>> START Source records
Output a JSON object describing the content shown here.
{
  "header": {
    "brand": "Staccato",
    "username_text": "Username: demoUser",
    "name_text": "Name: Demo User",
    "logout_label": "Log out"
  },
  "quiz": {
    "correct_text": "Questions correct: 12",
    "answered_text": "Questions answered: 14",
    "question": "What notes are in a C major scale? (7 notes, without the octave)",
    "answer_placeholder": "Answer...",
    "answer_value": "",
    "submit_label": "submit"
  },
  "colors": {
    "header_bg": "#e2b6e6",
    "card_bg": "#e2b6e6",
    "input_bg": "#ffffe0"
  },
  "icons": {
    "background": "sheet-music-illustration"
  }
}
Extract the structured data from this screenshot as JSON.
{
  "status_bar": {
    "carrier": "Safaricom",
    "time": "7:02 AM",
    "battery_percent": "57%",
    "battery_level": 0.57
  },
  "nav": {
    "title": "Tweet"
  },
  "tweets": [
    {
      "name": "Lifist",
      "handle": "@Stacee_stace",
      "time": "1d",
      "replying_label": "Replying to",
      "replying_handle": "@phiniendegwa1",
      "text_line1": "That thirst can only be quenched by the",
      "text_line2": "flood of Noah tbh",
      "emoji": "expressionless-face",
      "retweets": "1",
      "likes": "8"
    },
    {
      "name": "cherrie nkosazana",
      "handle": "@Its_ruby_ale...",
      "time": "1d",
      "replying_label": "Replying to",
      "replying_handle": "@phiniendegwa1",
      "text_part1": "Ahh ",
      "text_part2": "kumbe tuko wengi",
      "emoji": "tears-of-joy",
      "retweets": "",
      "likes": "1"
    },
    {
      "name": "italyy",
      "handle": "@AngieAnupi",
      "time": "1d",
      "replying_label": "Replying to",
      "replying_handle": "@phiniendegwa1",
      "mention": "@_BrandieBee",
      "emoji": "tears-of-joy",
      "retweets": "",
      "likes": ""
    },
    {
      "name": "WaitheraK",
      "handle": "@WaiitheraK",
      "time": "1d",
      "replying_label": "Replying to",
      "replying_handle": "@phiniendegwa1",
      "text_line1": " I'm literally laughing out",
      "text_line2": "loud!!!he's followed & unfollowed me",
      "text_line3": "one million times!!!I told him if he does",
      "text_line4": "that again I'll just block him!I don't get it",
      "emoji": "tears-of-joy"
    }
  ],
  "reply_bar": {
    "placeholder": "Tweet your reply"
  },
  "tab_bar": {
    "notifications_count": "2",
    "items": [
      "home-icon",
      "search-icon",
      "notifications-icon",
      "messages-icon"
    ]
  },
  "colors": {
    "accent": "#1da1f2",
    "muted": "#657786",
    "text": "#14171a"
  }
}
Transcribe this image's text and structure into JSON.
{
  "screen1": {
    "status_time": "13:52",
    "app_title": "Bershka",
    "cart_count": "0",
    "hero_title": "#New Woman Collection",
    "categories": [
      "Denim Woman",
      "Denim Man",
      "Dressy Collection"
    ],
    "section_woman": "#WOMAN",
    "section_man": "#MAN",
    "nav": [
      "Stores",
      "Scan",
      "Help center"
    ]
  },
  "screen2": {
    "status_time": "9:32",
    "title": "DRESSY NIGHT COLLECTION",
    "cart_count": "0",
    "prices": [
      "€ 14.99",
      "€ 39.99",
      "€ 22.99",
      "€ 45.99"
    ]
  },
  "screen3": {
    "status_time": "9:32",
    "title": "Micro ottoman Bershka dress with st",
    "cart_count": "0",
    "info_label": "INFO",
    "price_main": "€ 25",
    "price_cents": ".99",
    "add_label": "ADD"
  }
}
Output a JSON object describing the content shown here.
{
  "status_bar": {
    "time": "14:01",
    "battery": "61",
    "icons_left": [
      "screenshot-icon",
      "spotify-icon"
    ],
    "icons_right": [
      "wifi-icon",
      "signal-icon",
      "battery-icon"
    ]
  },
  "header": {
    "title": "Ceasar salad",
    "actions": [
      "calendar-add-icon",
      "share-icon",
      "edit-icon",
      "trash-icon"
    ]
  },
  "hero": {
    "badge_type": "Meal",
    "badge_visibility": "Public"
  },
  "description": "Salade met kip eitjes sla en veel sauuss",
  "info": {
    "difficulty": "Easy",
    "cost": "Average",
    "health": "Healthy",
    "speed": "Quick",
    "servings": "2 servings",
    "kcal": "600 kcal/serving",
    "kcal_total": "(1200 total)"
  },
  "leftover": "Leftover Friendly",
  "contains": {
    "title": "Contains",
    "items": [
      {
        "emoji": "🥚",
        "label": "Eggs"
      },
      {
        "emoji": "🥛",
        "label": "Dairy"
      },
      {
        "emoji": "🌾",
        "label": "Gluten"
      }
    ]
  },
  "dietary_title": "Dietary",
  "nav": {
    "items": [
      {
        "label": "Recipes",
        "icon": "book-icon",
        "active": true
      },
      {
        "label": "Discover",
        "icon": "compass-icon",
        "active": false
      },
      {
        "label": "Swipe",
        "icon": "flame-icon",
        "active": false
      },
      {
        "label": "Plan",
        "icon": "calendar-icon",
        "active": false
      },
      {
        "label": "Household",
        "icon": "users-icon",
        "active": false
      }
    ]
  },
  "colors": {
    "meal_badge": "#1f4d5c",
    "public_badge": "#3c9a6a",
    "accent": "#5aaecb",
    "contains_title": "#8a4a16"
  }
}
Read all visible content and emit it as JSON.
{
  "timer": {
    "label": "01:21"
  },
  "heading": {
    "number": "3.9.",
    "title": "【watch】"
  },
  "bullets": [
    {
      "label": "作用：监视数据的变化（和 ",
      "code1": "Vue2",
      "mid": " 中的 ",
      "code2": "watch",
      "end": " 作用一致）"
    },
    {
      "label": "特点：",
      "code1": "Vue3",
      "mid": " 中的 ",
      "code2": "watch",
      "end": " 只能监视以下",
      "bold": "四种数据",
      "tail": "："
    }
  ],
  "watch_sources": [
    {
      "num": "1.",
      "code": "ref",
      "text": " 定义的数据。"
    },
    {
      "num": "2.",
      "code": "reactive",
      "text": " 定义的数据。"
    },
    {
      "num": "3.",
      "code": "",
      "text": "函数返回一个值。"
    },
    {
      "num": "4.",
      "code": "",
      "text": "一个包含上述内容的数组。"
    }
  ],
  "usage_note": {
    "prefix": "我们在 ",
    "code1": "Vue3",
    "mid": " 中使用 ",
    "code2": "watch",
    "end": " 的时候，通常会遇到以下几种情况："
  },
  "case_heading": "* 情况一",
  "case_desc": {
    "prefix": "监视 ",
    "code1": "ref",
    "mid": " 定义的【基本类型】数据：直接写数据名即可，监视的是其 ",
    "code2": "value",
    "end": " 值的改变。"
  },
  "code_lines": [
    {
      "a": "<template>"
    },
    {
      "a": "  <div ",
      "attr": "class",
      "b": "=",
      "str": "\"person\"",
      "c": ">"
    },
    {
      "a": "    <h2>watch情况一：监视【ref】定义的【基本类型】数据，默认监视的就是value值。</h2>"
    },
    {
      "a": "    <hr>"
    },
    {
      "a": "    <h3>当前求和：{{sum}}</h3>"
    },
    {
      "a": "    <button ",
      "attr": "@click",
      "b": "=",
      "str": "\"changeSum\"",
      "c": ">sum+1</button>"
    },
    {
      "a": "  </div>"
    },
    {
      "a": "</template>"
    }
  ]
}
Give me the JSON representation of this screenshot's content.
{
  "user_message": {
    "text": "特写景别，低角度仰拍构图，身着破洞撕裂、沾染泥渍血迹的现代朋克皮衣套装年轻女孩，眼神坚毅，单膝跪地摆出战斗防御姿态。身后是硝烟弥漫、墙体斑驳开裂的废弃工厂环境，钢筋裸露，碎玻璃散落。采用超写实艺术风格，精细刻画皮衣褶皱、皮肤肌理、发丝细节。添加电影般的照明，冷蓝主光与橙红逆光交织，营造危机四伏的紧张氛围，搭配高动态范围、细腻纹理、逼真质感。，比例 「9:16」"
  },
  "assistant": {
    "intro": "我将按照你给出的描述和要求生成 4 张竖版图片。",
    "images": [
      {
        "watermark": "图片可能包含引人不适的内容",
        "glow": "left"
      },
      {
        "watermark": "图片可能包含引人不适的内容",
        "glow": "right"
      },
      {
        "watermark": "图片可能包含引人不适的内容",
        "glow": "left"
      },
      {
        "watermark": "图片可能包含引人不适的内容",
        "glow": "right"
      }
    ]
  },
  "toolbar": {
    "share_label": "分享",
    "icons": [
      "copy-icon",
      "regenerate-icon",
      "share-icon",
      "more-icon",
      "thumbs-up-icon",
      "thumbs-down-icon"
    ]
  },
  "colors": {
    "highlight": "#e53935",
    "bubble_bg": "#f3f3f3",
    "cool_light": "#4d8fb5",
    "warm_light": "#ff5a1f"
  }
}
>> END Source records
— Instruction —
Working from the listing above, pick out every line that has "calendar" and copy it.

— Response to this exercise —
      "calendar-add-icon",
        "icon": "calendar-icon",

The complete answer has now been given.